:: WHAT YOU NEED TO DO ::
• A. List the records as a numbered list, leaving out blank lines, from their first line through the line containing "270, 886, 289]".
• B. Write what comes next in the article on the Yulin dog meat survey, starting after its last sentence.

+++ SUPPLIED TEXT

Ahead of China’s Yulin dog meat “festival,” a new survey reveals fewer than 20% of Yulin residents oppose a dog and cat meat ban and 70% say a ban would have no significant impact on their lives

Yulin’s dog and cat slaughter must end, says Humane Society International

Humane Society International

AP Images for HSI

—With the summer solstice approaching on June 21, when the slaughter of thousands of dogs (and cats) for meat begins in the city of Yulin, south China, a new survey  shows that only a small proportion of Yulin residents (19.3%) oppose a ban on the brutal trade, while 70% say a ban would have no or no significant impact on their lives. Significantly more respondents (81%) did not express an objection to a ban when asked if Yulin should follow in the footsteps of mainland Chinese cities like Shenzhen that implemented a dog and cat meat ban in 2020.

The survey conducted by Chinese polling company Suzhou Zhongyan Science and Technology Inc was commissioned by Vshine, the Chinese partner group of Humane Society International which campaigns globally to end Asia’s dog meat trades. HSI and Vshine hope the survey results will demonstrate to the Yulin government that there is broad support for taking enforcement action to eliminate the dog and cat meat trades, which are largely sustained by a small but vocal minority of dog meat traders.

++++++
+++ EXTRACTED DATA

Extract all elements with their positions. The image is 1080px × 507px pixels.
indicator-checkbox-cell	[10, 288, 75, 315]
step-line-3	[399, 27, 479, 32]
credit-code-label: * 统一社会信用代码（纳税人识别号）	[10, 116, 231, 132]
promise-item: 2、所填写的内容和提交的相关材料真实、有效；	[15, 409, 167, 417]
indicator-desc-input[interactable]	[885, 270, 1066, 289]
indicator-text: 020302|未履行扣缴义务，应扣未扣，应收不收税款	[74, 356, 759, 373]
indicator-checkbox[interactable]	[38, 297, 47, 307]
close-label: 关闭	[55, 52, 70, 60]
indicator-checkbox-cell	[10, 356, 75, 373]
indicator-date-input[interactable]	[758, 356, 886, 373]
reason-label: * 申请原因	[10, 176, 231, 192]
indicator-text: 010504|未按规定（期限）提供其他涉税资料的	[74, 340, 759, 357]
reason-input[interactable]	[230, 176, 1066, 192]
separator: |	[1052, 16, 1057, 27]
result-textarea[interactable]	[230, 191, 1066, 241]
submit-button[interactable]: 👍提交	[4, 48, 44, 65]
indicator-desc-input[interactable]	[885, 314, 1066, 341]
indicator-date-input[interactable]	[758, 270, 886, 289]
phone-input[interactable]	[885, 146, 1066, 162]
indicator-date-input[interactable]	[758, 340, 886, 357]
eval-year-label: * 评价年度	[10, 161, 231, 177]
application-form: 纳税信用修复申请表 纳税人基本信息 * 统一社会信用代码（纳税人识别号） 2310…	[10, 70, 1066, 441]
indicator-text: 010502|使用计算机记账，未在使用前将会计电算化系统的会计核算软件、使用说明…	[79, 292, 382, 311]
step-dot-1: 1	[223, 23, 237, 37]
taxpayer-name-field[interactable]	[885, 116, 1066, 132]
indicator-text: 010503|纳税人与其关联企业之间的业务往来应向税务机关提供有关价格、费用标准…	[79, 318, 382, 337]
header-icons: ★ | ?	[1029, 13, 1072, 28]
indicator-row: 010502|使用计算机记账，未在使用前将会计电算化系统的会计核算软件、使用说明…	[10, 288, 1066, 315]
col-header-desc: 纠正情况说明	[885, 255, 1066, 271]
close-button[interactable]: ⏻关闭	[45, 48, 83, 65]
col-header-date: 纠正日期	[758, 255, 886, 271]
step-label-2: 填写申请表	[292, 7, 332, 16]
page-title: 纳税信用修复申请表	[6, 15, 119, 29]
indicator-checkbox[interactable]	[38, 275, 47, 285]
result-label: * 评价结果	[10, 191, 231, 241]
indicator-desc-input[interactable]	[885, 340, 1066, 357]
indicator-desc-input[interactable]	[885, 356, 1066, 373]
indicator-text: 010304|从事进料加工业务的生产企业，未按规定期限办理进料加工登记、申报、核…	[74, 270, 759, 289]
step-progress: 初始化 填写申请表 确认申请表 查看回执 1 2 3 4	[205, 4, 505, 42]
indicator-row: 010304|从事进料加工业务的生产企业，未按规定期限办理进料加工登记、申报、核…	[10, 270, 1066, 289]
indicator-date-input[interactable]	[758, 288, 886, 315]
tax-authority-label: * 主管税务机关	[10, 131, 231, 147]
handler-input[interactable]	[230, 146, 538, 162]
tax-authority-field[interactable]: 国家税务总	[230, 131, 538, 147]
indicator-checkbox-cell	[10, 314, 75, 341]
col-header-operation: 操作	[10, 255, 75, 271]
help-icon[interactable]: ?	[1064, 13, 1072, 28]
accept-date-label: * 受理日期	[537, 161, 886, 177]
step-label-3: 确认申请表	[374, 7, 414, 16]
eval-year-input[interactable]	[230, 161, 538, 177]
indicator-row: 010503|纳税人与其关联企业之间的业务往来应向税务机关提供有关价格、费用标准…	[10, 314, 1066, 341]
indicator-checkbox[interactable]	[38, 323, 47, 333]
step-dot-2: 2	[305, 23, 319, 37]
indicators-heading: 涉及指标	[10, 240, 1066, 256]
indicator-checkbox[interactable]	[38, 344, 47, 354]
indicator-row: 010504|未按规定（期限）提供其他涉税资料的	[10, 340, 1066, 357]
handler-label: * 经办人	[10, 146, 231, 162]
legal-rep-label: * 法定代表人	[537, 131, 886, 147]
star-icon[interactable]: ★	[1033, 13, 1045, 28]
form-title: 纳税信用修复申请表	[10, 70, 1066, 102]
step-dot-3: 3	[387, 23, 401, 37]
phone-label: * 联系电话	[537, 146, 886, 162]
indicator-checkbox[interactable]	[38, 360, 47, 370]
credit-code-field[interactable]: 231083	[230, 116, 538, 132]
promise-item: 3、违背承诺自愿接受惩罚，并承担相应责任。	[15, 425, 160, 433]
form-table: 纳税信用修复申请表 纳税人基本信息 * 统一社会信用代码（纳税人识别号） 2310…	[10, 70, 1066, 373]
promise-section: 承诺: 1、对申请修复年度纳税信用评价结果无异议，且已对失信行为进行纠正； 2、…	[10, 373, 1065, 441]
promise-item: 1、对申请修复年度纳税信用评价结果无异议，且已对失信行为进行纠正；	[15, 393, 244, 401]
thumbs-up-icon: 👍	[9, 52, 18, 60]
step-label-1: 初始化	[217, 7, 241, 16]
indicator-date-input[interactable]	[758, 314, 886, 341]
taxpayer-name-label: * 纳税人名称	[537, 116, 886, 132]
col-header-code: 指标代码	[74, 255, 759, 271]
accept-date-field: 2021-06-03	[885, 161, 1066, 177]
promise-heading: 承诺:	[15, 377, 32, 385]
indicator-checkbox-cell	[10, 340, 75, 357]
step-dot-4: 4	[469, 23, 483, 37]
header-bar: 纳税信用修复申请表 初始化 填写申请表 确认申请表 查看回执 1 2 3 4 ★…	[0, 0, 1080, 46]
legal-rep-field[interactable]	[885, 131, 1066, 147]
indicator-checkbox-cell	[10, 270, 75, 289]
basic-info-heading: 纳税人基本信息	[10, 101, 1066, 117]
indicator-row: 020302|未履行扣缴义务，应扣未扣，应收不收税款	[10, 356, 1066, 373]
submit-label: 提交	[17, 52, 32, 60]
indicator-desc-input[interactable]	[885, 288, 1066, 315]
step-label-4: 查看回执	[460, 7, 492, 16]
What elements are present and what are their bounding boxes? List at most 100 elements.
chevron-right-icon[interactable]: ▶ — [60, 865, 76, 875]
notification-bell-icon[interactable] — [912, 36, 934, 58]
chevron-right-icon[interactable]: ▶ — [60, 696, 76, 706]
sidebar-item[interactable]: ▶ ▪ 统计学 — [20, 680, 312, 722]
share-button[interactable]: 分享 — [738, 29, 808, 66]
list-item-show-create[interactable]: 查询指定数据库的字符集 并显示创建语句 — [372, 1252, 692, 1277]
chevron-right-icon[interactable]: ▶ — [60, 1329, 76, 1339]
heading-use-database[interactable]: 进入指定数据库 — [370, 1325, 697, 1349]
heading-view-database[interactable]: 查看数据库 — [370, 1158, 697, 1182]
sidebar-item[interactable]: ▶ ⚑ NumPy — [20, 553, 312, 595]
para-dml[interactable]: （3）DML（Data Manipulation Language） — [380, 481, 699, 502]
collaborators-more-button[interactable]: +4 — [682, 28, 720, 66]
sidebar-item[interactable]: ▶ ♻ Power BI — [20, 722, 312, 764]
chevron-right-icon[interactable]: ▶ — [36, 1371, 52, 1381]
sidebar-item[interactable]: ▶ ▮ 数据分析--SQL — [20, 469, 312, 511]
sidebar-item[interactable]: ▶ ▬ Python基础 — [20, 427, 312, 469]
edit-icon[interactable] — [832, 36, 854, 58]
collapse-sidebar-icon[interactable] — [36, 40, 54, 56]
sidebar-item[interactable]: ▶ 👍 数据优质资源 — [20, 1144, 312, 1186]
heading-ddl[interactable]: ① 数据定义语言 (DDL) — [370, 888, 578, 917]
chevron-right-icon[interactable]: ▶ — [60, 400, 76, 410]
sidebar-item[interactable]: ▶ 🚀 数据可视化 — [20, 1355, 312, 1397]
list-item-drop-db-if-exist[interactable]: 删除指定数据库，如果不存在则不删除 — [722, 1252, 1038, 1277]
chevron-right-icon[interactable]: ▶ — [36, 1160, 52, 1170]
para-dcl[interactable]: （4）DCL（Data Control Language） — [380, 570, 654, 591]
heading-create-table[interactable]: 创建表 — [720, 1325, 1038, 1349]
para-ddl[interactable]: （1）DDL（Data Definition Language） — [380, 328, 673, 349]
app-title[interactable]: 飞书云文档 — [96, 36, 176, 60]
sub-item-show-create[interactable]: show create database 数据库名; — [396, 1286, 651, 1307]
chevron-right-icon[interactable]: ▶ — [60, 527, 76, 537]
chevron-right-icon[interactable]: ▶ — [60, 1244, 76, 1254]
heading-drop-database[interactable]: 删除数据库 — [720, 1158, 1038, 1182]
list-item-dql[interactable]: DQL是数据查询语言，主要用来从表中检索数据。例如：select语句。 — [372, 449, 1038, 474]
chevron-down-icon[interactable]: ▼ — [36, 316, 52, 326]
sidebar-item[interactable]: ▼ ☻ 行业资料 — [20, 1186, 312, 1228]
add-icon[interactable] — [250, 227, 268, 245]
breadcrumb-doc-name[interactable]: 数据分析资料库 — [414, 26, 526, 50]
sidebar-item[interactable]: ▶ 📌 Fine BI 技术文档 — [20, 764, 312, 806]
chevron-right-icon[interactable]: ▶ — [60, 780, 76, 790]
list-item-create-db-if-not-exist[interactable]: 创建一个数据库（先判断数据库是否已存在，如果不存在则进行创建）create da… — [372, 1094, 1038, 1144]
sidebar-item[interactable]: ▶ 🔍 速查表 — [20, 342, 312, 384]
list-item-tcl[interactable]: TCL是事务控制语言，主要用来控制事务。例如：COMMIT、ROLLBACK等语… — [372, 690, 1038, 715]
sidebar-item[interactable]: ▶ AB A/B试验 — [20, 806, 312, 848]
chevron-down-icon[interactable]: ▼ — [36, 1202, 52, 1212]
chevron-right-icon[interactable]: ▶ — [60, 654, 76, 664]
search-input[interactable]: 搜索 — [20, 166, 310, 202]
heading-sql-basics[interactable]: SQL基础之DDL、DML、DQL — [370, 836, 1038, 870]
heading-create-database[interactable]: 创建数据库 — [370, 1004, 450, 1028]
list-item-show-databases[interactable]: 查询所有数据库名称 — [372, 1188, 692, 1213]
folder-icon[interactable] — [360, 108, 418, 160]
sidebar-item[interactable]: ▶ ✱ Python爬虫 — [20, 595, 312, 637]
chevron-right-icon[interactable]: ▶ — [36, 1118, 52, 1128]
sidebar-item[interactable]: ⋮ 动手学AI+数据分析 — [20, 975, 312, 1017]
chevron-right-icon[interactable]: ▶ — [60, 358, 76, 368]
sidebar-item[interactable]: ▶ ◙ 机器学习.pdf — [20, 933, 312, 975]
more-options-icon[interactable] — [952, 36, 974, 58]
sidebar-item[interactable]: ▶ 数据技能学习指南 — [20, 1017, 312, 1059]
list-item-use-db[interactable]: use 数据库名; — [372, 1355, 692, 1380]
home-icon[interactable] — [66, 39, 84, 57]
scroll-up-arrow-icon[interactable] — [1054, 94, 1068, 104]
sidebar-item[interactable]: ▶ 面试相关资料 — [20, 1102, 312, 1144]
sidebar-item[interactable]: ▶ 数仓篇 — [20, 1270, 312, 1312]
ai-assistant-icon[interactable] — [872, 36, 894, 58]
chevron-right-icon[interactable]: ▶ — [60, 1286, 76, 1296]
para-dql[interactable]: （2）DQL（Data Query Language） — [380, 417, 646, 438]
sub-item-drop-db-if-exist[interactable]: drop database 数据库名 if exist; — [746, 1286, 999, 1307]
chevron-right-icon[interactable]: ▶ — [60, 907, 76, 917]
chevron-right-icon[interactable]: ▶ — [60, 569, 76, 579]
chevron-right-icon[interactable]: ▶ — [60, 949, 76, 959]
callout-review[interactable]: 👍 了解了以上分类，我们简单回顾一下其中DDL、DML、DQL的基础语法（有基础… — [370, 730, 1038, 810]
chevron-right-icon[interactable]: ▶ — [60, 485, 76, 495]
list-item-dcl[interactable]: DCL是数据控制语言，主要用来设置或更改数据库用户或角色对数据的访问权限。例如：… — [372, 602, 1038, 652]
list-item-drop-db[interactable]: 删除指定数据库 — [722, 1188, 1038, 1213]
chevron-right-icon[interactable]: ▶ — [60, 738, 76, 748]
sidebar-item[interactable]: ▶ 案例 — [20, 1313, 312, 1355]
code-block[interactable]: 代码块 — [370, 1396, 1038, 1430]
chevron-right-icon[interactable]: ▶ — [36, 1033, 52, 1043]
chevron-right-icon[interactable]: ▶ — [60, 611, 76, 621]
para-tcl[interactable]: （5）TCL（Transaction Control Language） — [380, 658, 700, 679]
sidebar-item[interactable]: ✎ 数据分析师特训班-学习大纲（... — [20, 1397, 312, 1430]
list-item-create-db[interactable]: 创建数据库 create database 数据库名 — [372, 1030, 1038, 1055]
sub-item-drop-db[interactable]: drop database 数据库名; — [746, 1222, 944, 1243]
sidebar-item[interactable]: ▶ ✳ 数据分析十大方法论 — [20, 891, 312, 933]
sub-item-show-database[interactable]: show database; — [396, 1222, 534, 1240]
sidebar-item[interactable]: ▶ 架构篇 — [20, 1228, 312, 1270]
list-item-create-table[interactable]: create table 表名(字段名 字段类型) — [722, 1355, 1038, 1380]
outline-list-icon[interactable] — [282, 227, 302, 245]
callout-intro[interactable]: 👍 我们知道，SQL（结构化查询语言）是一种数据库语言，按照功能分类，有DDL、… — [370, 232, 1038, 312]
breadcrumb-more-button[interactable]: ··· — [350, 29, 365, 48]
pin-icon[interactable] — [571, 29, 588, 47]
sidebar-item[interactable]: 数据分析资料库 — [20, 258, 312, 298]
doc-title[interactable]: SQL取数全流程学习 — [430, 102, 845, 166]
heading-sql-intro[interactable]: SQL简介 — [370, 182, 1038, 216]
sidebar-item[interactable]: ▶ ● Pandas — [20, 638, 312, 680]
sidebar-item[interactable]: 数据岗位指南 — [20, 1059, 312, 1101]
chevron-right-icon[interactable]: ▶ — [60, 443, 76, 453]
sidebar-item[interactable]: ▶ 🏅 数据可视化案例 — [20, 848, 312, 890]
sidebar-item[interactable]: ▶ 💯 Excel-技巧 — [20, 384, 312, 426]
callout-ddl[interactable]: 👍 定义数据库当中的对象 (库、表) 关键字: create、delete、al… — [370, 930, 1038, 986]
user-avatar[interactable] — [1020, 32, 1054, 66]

++++++

:: RESPONSES PER TASK ::
• A.
1. Extract all elements with their positions. The image is 1080px × 507px pixels.
2. indicator-checkbox-cell	[10, 288, 75, 315]
3. step-line-3	[399, 27, 479, 32]
4. credit-code-label: * 统一社会信用代码（纳税人识别号）	[10, 116, 231, 132]
5. promise-item: 2、所填写的内容和提交的相关材料真实、有效；	[15, 409, 167, 417]
6. indicator-desc-input[interactable]	[885, 270, 1066, 289]
7. indicator-text: 020302|未履行扣缴义务，应扣未扣，应收不收税款	[74, 356, 759, 373]
8. indicator-checkbox[interactable]	[38, 297, 47, 307]
9. close-label: 关闭	[55, 52, 70, 60]
10. indicator-checkbox-cell	[10, 356, 75, 373]
11. indicator-date-input[interactable]	[758, 356, 886, 373]
12. reason-label: * 申请原因	[10, 176, 231, 192]
13. indicator-text: 010504|未按规定（期限）提供其他涉税资料的	[74, 340, 759, 357]
14. reason-input[interactable]	[230, 176, 1066, 192]
15. separator: |	[1052, 16, 1057, 27]
16. result-textarea[interactable]	[230, 191, 1066, 241]
17. submit-button[interactable]: 👍提交	[4, 48, 44, 65]
18. indicator-desc-input[interactable]	[885, 314, 1066, 341]
19. indicator-date-input[interactable]	[758, 270, 886, 289]

• B.
Despite Yulin’s reputation for being a dog and cat meat hotspot, the survey results reveal that most Yulin residents (73%) only consume dog or cat meat very occasionally, and 18% of residents never consume it at all.

Survey results summary:

  • The majority of Yulin residents (73%) only occasionally eat dog or cat meat (once or several times a year). Relatively few people (24%) eat it regularly (at least once per week or month).
  • 18% of Yulin residents eat neither dog nor cat meat.
  • Significantly more respondents (81%) did not express an objection to a ban in Yulin on the dog and cat meat trades (16.3% agree with a ban, 22.3% don’t object to a ban, 42.1% have no opinion on a ban), compared to those who oppose a trade ban (19.3%).
  • Only 19.3% of Yulin residents disagree with a ban on dog and cat meat sales.
  • 70.3% of residents say a Yulin ban on the dog/cat meat trade would have no impact (17.3%) or no significant impact (53%) on the lives of them or their families.
  • Only 21.3% said a ban would have a negative impact.
  • 67% of those who eat dog meat, consume it in restaurants or places other than the home, confirming that dog meat is not a household food.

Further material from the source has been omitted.